> [RECORD EXCERPTS]
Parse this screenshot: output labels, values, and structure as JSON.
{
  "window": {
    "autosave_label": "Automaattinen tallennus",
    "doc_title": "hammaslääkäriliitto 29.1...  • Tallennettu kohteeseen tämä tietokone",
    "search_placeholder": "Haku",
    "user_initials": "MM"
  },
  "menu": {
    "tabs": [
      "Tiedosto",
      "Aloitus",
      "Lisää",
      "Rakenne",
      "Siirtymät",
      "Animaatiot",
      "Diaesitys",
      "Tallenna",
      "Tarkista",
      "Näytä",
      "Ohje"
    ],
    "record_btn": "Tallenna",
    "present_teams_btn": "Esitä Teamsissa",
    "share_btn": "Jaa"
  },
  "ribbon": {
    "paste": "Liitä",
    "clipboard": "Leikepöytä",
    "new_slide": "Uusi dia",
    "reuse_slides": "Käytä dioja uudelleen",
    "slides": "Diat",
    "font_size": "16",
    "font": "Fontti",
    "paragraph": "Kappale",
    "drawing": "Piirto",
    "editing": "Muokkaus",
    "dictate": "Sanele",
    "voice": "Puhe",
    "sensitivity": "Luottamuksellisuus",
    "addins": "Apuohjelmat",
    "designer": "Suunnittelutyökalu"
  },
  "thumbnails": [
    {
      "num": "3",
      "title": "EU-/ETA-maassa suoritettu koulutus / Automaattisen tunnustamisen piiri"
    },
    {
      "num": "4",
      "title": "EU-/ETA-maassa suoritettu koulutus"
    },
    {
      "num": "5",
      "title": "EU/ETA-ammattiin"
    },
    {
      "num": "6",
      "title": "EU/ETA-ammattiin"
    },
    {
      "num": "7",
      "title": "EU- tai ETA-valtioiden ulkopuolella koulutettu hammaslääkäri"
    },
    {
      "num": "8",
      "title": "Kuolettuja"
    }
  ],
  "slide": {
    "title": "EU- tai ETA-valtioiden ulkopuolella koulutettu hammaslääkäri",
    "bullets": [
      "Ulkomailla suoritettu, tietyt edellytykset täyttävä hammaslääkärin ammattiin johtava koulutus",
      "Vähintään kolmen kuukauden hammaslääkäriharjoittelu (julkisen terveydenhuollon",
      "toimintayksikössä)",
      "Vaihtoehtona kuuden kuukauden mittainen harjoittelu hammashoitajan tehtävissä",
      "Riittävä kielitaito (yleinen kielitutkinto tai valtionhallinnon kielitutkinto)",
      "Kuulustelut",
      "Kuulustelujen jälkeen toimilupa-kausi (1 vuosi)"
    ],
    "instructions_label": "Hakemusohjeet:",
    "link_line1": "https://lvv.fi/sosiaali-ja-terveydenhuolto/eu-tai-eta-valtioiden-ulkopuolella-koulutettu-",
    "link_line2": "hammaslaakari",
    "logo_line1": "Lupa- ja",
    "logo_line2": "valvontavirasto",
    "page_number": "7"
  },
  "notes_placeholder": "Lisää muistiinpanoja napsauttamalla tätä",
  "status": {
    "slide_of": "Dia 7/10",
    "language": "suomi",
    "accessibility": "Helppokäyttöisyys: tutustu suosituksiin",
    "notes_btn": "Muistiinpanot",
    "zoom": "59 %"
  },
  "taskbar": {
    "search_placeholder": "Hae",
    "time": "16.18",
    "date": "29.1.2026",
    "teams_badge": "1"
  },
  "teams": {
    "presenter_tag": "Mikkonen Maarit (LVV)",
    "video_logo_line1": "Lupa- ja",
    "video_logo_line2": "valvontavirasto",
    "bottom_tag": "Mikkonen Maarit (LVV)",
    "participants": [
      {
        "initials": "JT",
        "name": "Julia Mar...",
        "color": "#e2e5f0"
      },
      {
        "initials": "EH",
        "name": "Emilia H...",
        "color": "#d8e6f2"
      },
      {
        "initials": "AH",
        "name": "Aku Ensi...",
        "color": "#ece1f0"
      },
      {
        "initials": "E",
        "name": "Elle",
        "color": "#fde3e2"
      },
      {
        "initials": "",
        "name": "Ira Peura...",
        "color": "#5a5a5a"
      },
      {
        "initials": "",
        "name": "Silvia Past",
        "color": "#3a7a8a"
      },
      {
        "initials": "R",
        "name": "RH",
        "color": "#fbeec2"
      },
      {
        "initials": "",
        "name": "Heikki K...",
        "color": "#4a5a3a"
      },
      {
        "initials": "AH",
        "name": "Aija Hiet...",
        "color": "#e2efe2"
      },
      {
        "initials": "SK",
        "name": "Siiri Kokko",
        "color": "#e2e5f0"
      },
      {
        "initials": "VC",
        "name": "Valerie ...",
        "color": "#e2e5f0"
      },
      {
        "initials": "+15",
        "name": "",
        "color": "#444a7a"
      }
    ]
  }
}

> [WHAT THE TASK ASKS]
Transcribe the whole listing with nothing added or left out.

> [ANSWER]
Parse this screenshot: output labels, values, and structure as JSON.
{
  "window": {
    "autosave_label": "Automaattinen tallennus",
    "doc_title": "hammaslääkäriliitto 29.1...  • Tallennettu kohteeseen tämä tietokone",
    "search_placeholder": "Haku",
    "user_initials": "MM"
  },
  "menu": {
    "tabs": [
      "Tiedosto",
      "Aloitus",
      "Lisää",
      "Rakenne",
      "Siirtymät",
      "Animaatiot",
      "Diaesitys",
      "Tallenna",
      "Tarkista",
      "Näytä",
      "Ohje"
    ],
    "record_btn": "Tallenna",
    "present_teams_btn": "Esitä Teamsissa",
    "share_btn": "Jaa"
  },
  "ribbon": {
    "paste": "Liitä",
    "clipboard": "Leikepöytä",
    "new_slide": "Uusi dia",
    "reuse_slides": "Käytä dioja uudelleen",
    "slides": "Diat",
    "font_size": "16",
    "font": "Fontti",
    "paragraph": "Kappale",
    "drawing": "Piirto",
    "editing": "Muokkaus",
    "dictate": "Sanele",
    "voice": "Puhe",
    "sensitivity": "Luottamuksellisuus",
    "addins": "Apuohjelmat",
    "designer": "Suunnittelutyökalu"
  },
  "thumbnails": [
    {
      "num": "3",
      "title": "EU-/ETA-maassa suoritettu koulutus / Automaattisen tunnustamisen piiri"
    },
    {
      "num": "4",
      "title": "EU-/ETA-maassa suoritettu koulutus"
    },
    {
      "num": "5",
      "title": "EU/ETA-ammattiin"
    },
    {
      "num": "6",
      "title": "EU/ETA-ammattiin"
    },
    {
      "num": "7",
      "title": "EU- tai ETA-valtioiden ulkopuolella koulutettu hammaslääkäri"
    },
    {
      "num": "8",
      "title": "Kuolettuja"
    }
  ],
  "slide": {
    "title": "EU- tai ETA-valtioiden ulkopuolella koulutettu hammaslääkäri",
    "bullets": [
      "Ulkomailla suoritettu, tietyt edellytykset täyttävä hammaslääkärin ammattiin johtava koulutus",
      "Vähintään kolmen kuukauden hammaslääkäriharjoittelu (julkisen terveydenhuollon",
      "toimintayksikössä)",
      "Vaihtoehtona kuuden kuukauden mittainen harjoittelu hammashoitajan tehtävissä",
      "Riittävä kielitaito (yleinen kielitutkinto tai valtionhallinnon kielitutkinto)",
      "Kuulustelut",
      "Kuulustelujen jälkeen toimilupa-kausi (1 vuosi)"
    ],
    "instructions_label": "Hakemusohjeet:",
    "link_line1": "https://lvv.fi/sosiaali-ja-terveydenhuolto/eu-tai-eta-valtioiden-ulkopuolella-koulutettu-",
    "link_line2": "hammaslaakari",
    "logo_line1": "Lupa- ja",
    "logo_line2": "valvontavirasto",
    "page_number": "7"
  },
  "notes_placeholder": "Lisää muistiinpanoja napsauttamalla tätä",
  "status": {
    "slide_of": "Dia 7/10",
    "language": "suomi",
    "accessibility": "Helppokäyttöisyys: tutustu suosituksiin",
    "notes_btn": "Muistiinpanot",
    "zoom": "59 %"
  },
  "taskbar": {
    "search_placeholder": "Hae",
    "time": "16.18",
    "date": "29.1.2026",
    "teams_badge": "1"
  },
  "teams": {
    "presenter_tag": "Mikkonen Maarit (LVV)",
    "video_logo_line1": "Lupa- ja",
    "video_logo_line2": "valvontavirasto",
    "bottom_tag": "Mikkonen Maarit (LVV)",
    "participants": [
      {
        "initials": "JT",
        "name": "Julia Mar...",
        "color": "#e2e5f0"
      },
      {
        "initials": "EH",
        "name": "Emilia H...",
        "color": "#d8e6f2"
      },
      {
        "initials": "AH",
        "name": "Aku Ensi...",
        "color": "#ece1f0"
      },
      {
        "initials": "E",
        "name": "Elle",
        "color": "#fde3e2"
      },
      {
        "initials": "",
        "name": "Ira Peura...",
        "color": "#5a5a5a"
      },
      {
        "initials": "",
        "name": "Silvia Past",
        "color": "#3a7a8a"
      },
      {
        "initials": "R",
        "name": "RH",
        "color": "#fbeec2"
      },
      {
        "initials": "",
        "name": "Heikki K...",
        "color": "#4a5a3a"
      },
      {
        "initials": "AH",
        "name": "Aija Hiet...",
        "color": "#e2efe2"
      },
      {
        "initials": "SK",
        "name": "Siiri Kokko",
        "color": "#e2e5f0"
      },
      {
        "initials": "VC",
        "name": "Valerie ...",
        "color": "#e2e5f0"
      },
      {
        "initials": "+15",
        "name": "",
        "color": "#444a7a"
      }
    ]
  }
}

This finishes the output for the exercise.